Brief: Select and copy out every line in the records containing "Arbitrators".

Data entries for graphics

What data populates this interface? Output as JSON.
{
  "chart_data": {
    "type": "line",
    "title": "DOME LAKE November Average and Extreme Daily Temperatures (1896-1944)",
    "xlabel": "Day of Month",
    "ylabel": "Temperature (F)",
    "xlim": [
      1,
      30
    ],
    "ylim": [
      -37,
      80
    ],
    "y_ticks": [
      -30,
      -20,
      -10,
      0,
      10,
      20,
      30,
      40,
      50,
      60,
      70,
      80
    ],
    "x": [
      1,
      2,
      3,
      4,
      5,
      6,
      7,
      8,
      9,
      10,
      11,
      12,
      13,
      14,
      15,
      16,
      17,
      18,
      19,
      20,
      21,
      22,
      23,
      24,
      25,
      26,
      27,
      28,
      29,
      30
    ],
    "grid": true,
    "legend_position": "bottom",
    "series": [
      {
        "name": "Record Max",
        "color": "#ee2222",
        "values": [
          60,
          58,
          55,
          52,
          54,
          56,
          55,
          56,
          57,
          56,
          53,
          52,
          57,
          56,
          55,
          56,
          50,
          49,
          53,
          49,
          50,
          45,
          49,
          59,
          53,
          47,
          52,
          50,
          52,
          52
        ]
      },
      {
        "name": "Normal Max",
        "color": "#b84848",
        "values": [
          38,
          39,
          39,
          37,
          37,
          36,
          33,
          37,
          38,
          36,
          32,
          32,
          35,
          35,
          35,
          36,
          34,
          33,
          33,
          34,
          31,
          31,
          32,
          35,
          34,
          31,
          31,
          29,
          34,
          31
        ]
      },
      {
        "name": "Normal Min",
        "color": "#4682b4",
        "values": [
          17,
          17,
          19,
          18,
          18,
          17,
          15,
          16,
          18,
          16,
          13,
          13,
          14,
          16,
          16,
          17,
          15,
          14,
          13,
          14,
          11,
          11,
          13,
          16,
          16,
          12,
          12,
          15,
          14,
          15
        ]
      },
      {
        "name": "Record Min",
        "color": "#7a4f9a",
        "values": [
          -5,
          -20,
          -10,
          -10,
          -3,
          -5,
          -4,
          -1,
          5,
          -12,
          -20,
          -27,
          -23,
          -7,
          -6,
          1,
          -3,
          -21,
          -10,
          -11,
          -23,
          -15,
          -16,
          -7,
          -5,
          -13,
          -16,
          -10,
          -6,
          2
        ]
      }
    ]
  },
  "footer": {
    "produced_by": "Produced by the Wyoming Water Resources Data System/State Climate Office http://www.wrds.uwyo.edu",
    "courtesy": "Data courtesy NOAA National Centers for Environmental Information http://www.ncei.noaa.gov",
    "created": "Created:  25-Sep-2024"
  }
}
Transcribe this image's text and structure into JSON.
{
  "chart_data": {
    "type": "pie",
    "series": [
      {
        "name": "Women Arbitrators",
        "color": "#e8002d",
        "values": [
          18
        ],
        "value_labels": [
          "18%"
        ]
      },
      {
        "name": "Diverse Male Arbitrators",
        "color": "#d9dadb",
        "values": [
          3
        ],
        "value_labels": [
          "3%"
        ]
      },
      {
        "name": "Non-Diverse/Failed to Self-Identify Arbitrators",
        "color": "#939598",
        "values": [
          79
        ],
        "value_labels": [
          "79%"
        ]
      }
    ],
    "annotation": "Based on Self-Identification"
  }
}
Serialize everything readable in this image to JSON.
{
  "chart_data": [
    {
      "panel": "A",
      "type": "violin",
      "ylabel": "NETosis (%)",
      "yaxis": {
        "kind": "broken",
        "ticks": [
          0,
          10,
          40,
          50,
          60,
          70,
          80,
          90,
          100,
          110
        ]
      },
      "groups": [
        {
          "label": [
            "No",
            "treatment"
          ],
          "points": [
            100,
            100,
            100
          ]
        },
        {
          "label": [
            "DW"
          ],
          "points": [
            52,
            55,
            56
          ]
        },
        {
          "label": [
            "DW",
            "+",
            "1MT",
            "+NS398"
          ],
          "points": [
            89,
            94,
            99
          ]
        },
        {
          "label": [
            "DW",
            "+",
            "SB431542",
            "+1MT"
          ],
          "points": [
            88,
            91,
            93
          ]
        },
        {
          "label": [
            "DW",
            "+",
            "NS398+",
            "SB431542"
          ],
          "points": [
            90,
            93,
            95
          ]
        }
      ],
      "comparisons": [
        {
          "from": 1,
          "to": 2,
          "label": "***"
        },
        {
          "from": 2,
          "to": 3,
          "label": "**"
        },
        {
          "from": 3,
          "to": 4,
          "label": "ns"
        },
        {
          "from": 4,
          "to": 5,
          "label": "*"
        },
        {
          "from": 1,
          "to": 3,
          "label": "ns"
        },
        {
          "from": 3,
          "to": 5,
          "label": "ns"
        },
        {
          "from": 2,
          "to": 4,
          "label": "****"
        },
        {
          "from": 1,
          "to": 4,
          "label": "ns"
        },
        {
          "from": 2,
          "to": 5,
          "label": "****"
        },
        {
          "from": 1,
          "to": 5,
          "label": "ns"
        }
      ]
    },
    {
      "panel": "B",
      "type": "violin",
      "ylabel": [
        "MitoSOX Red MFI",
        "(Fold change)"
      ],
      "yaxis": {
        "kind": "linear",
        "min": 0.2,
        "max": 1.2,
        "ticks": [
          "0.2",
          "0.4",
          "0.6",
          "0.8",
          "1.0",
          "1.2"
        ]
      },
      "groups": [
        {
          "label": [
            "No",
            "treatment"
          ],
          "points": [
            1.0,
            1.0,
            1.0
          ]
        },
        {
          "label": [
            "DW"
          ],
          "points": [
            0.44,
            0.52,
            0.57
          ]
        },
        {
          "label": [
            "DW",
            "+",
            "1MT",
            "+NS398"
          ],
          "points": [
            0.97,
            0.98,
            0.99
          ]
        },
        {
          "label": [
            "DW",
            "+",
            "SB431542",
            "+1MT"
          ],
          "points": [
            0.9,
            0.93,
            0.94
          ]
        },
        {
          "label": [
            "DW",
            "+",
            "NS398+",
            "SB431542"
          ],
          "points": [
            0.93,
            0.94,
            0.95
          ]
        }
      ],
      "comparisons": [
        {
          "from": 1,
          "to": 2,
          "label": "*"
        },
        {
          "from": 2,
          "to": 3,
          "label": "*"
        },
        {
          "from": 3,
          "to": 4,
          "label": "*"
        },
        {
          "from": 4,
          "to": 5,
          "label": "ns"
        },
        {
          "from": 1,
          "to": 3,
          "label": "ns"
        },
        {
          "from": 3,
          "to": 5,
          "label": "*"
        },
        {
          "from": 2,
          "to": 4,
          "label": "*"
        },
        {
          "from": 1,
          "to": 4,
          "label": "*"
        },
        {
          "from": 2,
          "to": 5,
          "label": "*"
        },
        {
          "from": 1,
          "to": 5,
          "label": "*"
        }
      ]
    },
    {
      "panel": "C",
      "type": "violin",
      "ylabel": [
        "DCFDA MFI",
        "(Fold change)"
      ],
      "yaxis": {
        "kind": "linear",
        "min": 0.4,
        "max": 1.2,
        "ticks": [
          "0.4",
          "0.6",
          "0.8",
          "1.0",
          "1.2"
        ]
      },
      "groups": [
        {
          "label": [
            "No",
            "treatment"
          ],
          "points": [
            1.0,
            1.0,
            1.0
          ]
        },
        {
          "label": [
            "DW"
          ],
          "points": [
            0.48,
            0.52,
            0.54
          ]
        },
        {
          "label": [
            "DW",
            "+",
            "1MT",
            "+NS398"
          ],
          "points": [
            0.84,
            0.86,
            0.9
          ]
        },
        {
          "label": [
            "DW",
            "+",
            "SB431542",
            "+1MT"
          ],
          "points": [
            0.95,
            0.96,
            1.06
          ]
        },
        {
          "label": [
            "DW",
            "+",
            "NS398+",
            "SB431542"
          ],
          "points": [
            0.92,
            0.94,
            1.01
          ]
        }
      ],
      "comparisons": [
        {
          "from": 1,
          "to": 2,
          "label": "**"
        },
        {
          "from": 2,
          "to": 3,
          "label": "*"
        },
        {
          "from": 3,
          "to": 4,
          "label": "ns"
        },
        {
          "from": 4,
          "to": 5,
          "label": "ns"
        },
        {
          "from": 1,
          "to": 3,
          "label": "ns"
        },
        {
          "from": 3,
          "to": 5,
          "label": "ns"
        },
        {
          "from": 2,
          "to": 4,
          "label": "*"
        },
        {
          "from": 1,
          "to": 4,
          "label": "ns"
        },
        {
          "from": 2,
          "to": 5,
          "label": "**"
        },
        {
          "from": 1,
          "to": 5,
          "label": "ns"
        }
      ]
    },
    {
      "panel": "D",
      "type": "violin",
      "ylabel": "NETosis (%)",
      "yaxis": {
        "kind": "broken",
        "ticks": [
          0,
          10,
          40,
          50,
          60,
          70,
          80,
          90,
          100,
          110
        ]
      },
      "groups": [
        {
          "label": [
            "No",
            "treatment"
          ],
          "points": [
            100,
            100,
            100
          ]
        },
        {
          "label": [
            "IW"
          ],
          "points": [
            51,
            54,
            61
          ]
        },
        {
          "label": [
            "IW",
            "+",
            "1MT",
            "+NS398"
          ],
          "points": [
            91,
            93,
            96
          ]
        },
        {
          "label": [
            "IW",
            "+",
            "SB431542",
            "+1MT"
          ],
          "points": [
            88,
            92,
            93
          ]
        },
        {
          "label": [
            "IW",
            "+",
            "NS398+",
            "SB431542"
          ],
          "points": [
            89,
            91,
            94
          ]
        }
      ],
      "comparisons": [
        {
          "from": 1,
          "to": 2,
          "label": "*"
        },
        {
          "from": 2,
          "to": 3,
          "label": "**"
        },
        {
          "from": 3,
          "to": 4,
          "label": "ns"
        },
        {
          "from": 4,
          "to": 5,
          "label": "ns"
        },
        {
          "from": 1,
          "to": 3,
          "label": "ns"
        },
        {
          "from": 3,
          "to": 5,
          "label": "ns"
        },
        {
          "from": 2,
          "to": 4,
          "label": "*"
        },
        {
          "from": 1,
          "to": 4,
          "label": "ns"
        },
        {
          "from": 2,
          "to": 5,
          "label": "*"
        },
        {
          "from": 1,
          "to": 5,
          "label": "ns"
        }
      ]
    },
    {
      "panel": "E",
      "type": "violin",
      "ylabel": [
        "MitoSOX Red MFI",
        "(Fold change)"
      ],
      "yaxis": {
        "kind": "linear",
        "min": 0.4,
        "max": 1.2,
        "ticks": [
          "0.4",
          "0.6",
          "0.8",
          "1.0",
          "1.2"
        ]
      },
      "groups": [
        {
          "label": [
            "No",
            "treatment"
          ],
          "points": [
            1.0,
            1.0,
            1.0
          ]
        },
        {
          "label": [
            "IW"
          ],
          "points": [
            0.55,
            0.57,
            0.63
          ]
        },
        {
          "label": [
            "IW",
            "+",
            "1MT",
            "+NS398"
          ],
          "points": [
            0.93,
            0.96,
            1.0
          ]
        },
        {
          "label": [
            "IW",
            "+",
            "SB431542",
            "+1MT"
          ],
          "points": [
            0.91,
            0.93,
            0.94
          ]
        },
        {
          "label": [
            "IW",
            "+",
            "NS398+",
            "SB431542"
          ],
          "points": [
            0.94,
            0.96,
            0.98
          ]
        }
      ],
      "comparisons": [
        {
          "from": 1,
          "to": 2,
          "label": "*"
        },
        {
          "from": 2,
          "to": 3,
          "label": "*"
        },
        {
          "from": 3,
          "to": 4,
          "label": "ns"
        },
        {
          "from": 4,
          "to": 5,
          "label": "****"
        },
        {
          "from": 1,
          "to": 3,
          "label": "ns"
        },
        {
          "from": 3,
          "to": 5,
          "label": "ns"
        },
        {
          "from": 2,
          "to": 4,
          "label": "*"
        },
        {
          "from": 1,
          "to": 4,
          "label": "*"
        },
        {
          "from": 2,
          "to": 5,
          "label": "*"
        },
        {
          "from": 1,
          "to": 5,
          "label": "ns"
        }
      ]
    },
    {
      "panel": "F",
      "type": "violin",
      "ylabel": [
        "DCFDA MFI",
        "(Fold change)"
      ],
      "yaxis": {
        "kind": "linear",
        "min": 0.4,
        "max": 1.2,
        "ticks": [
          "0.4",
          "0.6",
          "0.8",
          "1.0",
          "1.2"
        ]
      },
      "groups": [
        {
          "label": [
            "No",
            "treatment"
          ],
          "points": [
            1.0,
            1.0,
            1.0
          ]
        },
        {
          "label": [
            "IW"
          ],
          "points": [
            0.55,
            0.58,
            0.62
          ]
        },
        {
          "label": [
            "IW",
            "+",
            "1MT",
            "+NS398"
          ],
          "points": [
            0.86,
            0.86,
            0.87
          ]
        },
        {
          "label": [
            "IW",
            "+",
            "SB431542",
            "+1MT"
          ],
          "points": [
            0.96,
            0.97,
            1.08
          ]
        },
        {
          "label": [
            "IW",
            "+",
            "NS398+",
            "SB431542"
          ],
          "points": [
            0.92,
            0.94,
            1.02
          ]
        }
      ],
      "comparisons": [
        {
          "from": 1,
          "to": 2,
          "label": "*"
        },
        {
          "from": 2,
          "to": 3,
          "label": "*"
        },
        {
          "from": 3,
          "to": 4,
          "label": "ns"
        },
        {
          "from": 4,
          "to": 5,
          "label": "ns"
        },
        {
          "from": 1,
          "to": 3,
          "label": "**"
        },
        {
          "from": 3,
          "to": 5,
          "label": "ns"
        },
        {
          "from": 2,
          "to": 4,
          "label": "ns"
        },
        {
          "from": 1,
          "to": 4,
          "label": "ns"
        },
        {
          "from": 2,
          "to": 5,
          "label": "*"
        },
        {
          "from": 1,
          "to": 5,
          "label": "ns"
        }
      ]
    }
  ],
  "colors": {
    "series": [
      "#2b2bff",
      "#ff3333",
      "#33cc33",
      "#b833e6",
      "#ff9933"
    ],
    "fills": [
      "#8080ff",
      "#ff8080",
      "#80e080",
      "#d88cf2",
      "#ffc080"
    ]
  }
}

Complete response:
        "name": "Women Arbitrators",
        "name": "Diverse Male Arbitrators",
        "name": "Non-Diverse/Failed to Self-Identify Arbitrators",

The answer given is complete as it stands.